[Dataset records]
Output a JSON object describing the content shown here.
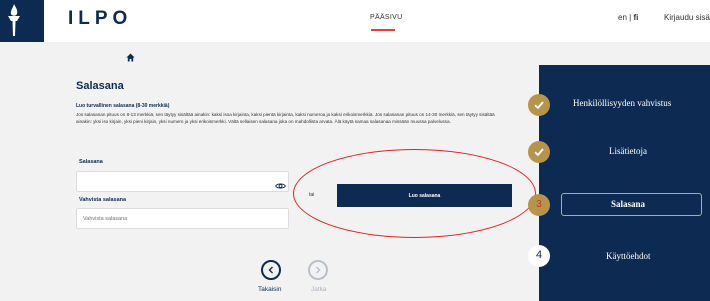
{
  "header": {
    "brand": "ILPO",
    "nav_home": "PÄÄSIVU",
    "lang_en": "en",
    "lang_sep": " | ",
    "lang_fi": "fi",
    "login": "Kirjaudu sisään"
  },
  "form": {
    "title": "Salasana",
    "subtitle": "Luo turvallinen salasana (8-30 merkkiä)",
    "description": "Jos salasanan pituus on 8-13 merkkiä, sen täytyy sisältää ainakin: kaksi isoa kirjainta, kaksi pientä kirjainta, kaksi numeroa ja kaksi erikoismerkkiä. Jos salasanan pituus on 14-30 merkkiä, sen täytyy sisältää ainakin: yksi iso kirjain, yksi pieni kirjain, yksi numero ja yksi erikoismerkki. Vältä sellaisen salasana joka on mahdollista arvata. Älä käytä samaa salasanaa missään muussa palvelussa.",
    "password_label": "Salasana",
    "password_value": "",
    "confirm_label": "Vahvista salasana",
    "confirm_placeholder": "Vahvista salasana",
    "or_label": "tai",
    "generate_button": "Luo salasana"
  },
  "navigation": {
    "back_label": "Takaisin",
    "next_label": "Jatka"
  },
  "steps": [
    {
      "label": "Henkilöllisyyden vahvistus",
      "status": "done"
    },
    {
      "label": "Lisätietoja",
      "status": "done"
    },
    {
      "label": "Salasana",
      "status": "current",
      "number": "3"
    },
    {
      "label": "Käyttöehdot",
      "status": "todo",
      "number": "4"
    }
  ],
  "colors": {
    "navy": "#0d2b52",
    "gold": "#b7944c",
    "accent_red": "#e8412b",
    "annotation_red": "#e62020"
  },
  "icons": {
    "logo": "torch-icon",
    "home": "home-icon",
    "eye": "eye-icon",
    "back": "chevron-left-icon",
    "next": "chevron-right-icon",
    "check": "check-icon"
  }
}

__YOUR OBJECTIVE__. All of the lines above should be retyped precisely, apart from the pictures.

__WRITTEN ANSWER__.
Output a JSON object describing the content shown here.
{
  "header": {
    "brand": "ILPO",
    "nav_home": "PÄÄSIVU",
    "lang_en": "en",
    "lang_sep": " | ",
    "lang_fi": "fi",
    "login": "Kirjaudu sisään"
  },
  "form": {
    "title": "Salasana",
    "subtitle": "Luo turvallinen salasana (8-30 merkkiä)",
    "description": "Jos salasanan pituus on 8-13 merkkiä, sen täytyy sisältää ainakin: kaksi isoa kirjainta, kaksi pientä kirjainta, kaksi numeroa ja kaksi erikoismerkkiä. Jos salasanan pituus on 14-30 merkkiä, sen täytyy sisältää ainakin: yksi iso kirjain, yksi pieni kirjain, yksi numero ja yksi erikoismerkki. Vältä sellaisen salasana joka on mahdollista arvata. Älä käytä samaa salasanaa missään muussa palvelussa.",
    "password_label": "Salasana",
    "password_value": "",
    "confirm_label": "Vahvista salasana",
    "confirm_placeholder": "Vahvista salasana",
    "or_label": "tai",
    "generate_button": "Luo salasana"
  },
  "navigation": {
    "back_label": "Takaisin",
    "next_label": "Jatka"
  },
  "steps": [
    {
      "label": "Henkilöllisyyden vahvistus",
      "status": "done"
    },
    {
      "label": "Lisätietoja",
      "status": "done"
    },
    {
      "label": "Salasana",
      "status": "current",
      "number": "3"
    },
    {
      "label": "Käyttöehdot",
      "status": "todo",
      "number": "4"
    }
  ],
  "colors": {
    "navy": "#0d2b52",
    "gold": "#b7944c",
    "accent_red": "#e8412b",
    "annotation_red": "#e62020"
  },
  "icons": {
    "logo": "torch-icon",
    "home": "home-icon",
    "eye": "eye-icon",
    "back": "chevron-left-icon",
    "next": "chevron-right-icon",
    "check": "check-icon"
  }
}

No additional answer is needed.